* EXERCISE DESCRIPTION *
Return all lines from the listing below in which the string "METHODOLOGY" occurs.

Some records

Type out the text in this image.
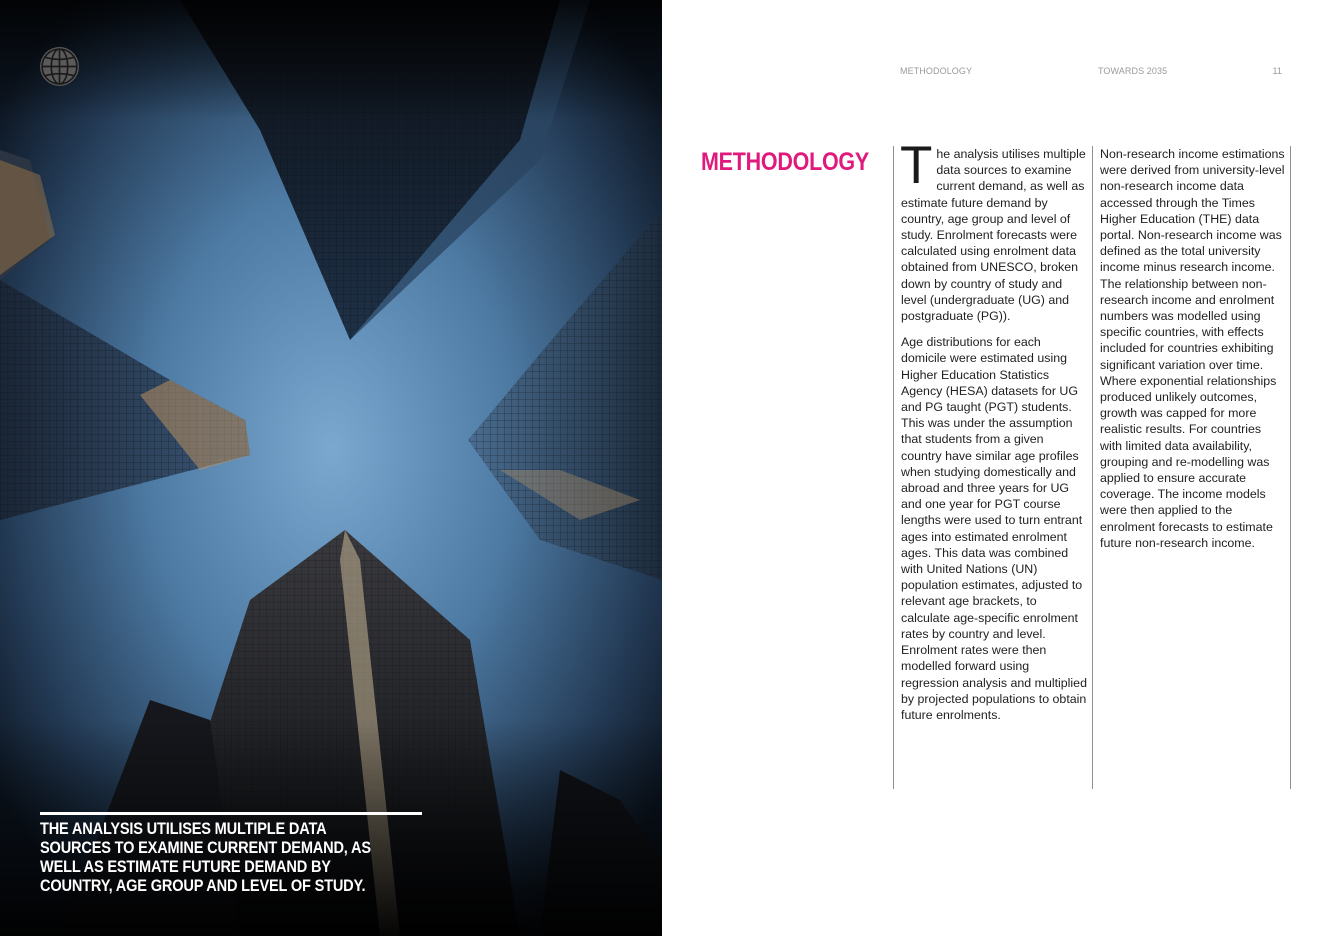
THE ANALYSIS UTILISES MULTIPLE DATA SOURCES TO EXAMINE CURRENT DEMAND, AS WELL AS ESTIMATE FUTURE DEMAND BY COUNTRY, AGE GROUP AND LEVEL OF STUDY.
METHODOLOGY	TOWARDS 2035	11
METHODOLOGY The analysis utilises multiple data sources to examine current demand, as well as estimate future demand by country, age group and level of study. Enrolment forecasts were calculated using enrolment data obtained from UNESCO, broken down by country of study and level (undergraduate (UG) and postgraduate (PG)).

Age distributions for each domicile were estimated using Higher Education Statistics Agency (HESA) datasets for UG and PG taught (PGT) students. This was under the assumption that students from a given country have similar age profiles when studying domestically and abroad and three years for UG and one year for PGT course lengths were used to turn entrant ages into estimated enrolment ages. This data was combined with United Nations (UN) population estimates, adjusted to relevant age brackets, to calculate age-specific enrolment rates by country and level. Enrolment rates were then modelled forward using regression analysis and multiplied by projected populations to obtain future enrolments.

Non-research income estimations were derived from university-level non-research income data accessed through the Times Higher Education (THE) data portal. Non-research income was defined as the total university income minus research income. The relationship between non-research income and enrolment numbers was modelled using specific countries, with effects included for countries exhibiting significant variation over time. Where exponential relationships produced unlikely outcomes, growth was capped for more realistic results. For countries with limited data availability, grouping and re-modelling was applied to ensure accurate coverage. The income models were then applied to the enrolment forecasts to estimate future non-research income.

* REPLY *
METHODOLOGY	TOWARDS 2035	11
METHODOLOGY The analysis utilises multiple data sources to examine current demand, as well as estimate future demand by country, age group and level of study. Enrolment forecasts were calculated using enrolment data obtained from UNESCO, broken down by country of study and level (undergraduate (UG) and postgraduate (PG)).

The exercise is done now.